■ **Given instruction**:
Please answer these questions from the passage on maneuver weapon systems below.
(a) Which battlefield conditions does it name as making sufficient data hard to acquire?
(b) What large-scale dataset does it give as an example for pre-training the models used in transfer learning?
(c) What are artificial intelligence-based technologies being introduced to compensate for?

■ **Source passage**:
Maneuver weapon systems depend heavily on image information for foe identification and target detection/classification missions. In addition, as an important issue directly related to survival, high identification accuracy is required. Since all these processes solely rely on human eyes, there is a possibility of errors in the identification accuracy of the maneuver weapon system. In addition, efforts to introduce artificial intelligence-based technologies are currently underway to compensate for the decrease in operational personnel due to recent population decline and military force reduction. One of these is a technology for target detection and identification through deep learning. However, the challenges of the battlefield environment, such as urban areas, forests, and smoke, can make it difficult to acquire sufficient data for accurate identification. As a result, a technique that can improve identification accuracy with small-scale data is necessary.
Therefore, a transfer learning method using deep learning models pre-trained on large-scale data, such as ImageNet [8], has been applied, researched, developed, verified, and used in various fields [9]. In addition, research was conducted in the military field to effectively improve the performance of training models by applying representative ensemble techniques to improve the classification accuracy [10]. Existing ensemble methods require time and resources to obtain high-performance pre-trained models for their use. In general, additional performance tuning is not possible in the ensemble model, so there is a limit to performance improvement, and considerable resources are required to find a combination of models with optimal performance [11].

■ **Extracted entries**:
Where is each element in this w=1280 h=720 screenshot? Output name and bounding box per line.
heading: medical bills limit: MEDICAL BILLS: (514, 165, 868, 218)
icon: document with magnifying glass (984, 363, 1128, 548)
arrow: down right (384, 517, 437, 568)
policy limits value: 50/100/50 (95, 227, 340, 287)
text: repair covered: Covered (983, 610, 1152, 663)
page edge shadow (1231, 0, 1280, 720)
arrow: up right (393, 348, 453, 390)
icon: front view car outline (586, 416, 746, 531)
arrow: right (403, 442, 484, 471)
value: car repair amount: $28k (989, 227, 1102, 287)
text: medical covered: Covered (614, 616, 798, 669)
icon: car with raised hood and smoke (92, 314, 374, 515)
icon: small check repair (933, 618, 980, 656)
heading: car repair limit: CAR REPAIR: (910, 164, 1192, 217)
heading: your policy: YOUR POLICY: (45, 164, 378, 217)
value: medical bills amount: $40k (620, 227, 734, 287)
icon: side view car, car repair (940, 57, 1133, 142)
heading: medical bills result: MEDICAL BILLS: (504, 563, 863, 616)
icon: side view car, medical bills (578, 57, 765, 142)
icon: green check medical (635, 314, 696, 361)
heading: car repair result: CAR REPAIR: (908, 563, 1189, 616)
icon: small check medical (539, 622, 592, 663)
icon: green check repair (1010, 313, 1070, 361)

■ **Task output**:
(a) Urban areas, forests, and smoke.
(b) ImageNet.
(c) The decrease in operational personnel due to recent population decline and military force reduction.